## Given task
Print the records below exactly as they appear.

== == ==

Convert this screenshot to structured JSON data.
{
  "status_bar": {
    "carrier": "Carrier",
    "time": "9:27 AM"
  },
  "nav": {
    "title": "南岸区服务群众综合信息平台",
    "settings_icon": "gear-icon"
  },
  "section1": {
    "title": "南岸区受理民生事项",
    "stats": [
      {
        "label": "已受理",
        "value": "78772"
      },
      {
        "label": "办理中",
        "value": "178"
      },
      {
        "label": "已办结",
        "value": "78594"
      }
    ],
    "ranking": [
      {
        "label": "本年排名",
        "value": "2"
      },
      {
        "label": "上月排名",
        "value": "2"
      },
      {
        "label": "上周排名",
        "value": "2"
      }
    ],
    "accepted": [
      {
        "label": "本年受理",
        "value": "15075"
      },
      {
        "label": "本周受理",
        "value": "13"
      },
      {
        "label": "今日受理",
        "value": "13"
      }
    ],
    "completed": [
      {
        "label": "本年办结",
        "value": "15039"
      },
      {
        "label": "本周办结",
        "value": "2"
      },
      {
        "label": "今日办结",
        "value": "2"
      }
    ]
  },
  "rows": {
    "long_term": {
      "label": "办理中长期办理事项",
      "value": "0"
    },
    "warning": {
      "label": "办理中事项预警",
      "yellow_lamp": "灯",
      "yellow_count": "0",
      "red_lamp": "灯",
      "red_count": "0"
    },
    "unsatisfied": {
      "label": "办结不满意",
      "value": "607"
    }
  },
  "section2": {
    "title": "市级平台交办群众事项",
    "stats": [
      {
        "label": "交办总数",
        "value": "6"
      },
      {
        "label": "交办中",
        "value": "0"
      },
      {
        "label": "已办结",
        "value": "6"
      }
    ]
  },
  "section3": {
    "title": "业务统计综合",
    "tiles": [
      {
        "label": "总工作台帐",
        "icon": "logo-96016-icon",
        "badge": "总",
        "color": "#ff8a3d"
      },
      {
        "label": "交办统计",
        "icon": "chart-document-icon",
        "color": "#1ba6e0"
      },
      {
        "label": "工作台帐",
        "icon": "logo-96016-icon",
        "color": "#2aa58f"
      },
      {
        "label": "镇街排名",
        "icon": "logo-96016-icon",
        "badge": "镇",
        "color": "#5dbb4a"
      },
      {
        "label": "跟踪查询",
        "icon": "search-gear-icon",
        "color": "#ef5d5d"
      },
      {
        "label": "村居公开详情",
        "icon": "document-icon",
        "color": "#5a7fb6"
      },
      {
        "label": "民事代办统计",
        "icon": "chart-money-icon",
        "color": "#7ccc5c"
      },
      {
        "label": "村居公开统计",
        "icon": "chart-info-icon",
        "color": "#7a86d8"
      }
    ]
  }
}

== == ==

## Result of this task
Convert this screenshot to structured JSON data.
{
  "status_bar": {
    "carrier": "Carrier",
    "time": "9:27 AM"
  },
  "nav": {
    "title": "南岸区服务群众综合信息平台",
    "settings_icon": "gear-icon"
  },
  "section1": {
    "title": "南岸区受理民生事项",
    "stats": [
      {
        "label": "已受理",
        "value": "78772"
      },
      {
        "label": "办理中",
        "value": "178"
      },
      {
        "label": "已办结",
        "value": "78594"
      }
    ],
    "ranking": [
      {
        "label": "本年排名",
        "value": "2"
      },
      {
        "label": "上月排名",
        "value": "2"
      },
      {
        "label": "上周排名",
        "value": "2"
      }
    ],
    "accepted": [
      {
        "label": "本年受理",
        "value": "15075"
      },
      {
        "label": "本周受理",
        "value": "13"
      },
      {
        "label": "今日受理",
        "value": "13"
      }
    ],
    "completed": [
      {
        "label": "本年办结",
        "value": "15039"
      },
      {
        "label": "本周办结",
        "value": "2"
      },
      {
        "label": "今日办结",
        "value": "2"
      }
    ]
  },
  "rows": {
    "long_term": {
      "label": "办理中长期办理事项",
      "value": "0"
    },
    "warning": {
      "label": "办理中事项预警",
      "yellow_lamp": "灯",
      "yellow_count": "0",
      "red_lamp": "灯",
      "red_count": "0"
    },
    "unsatisfied": {
      "label": "办结不满意",
      "value": "607"
    }
  },
  "section2": {
    "title": "市级平台交办群众事项",
    "stats": [
      {
        "label": "交办总数",
        "value": "6"
      },
      {
        "label": "交办中",
        "value": "0"
      },
      {
        "label": "已办结",
        "value": "6"
      }
    ]
  },
  "section3": {
    "title": "业务统计综合",
    "tiles": [
      {
        "label": "总工作台帐",
        "icon": "logo-96016-icon",
        "badge": "总",
        "color": "#ff8a3d"
      },
      {
        "label": "交办统计",
        "icon": "chart-document-icon",
        "color": "#1ba6e0"
      },
      {
        "label": "工作台帐",
        "icon": "logo-96016-icon",
        "color": "#2aa58f"
      },
      {
        "label": "镇街排名",
        "icon": "logo-96016-icon",
        "badge": "镇",
        "color": "#5dbb4a"
      },
      {
        "label": "跟踪查询",
        "icon": "search-gear-icon",
        "color": "#ef5d5d"
      },
      {
        "label": "村居公开详情",
        "icon": "document-icon",
        "color": "#5a7fb6"
      },
      {
        "label": "民事代办统计",
        "icon": "chart-money-icon",
        "color": "#7ccc5c"
      },
      {
        "label": "村居公开统计",
        "icon": "chart-info-icon",
        "color": "#7a86d8"
      }
    ]
  }
}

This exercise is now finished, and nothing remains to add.